***** RECORDS FOR THIS EXERCISE

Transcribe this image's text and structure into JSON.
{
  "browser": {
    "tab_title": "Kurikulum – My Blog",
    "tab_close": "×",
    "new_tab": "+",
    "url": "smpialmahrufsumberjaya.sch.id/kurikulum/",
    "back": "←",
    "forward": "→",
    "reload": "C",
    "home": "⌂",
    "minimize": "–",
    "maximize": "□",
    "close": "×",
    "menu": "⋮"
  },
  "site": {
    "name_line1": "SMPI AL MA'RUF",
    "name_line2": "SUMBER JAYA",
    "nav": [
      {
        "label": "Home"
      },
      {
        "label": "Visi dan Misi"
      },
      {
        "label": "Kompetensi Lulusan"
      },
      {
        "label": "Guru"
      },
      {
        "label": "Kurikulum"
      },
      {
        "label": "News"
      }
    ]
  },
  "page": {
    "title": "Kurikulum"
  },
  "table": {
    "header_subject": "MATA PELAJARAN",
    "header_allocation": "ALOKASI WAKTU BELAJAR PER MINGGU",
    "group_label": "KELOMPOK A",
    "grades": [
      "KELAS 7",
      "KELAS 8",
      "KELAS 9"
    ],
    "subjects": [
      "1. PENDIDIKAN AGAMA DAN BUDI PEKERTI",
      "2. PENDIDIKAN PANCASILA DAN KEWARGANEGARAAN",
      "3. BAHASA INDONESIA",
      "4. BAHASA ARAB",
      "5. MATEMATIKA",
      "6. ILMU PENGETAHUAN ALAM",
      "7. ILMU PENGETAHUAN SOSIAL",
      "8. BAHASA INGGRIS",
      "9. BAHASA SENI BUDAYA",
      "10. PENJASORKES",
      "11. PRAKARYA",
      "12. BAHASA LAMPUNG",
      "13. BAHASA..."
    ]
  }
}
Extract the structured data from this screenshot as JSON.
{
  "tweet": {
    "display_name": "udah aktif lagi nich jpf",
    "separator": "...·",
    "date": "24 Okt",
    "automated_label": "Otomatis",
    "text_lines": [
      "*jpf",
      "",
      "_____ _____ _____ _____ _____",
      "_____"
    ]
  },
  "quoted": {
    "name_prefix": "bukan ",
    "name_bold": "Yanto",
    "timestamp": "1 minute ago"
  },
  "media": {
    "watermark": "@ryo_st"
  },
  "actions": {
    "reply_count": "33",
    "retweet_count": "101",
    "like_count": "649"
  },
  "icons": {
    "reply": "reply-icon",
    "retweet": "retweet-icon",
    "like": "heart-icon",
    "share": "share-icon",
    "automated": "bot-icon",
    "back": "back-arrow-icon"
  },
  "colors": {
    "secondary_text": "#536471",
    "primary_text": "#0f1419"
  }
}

**********

SHORT PROBLEM – Return the line that contains "Extract the structured" and all lines after it, verbatim, and nothing else.

RESULT FOR THIS TASK –
Extract the structured data from this screenshot as JSON.
{
  "tweet": {
    "display_name": "udah aktif lagi nich jpf",
    "separator": "...·",
    "date": "24 Okt",
    "automated_label": "Otomatis",
    "text_lines": [
      "*jpf",
      "",
      "_____ _____ _____ _____ _____",
      "_____"
    ]
  },
  "quoted": {
    "name_prefix": "bukan ",
    "name_bold": "Yanto",
    "timestamp": "1 minute ago"
  },
  "media": {
    "watermark": "@ryo_st"
  },
  "actions": {
    "reply_count": "33",
    "retweet_count": "101",
    "like_count": "649"
  },
  "icons": {
    "reply": "reply-icon",
    "retweet": "retweet-icon",
    "like": "heart-icon",
    "share": "share-icon",
    "automated": "bot-icon",
    "back": "back-arrow-icon"
  },
  "colors": {
    "secondary_text": "#536471",
    "primary_text": "#0f1419"
  }
}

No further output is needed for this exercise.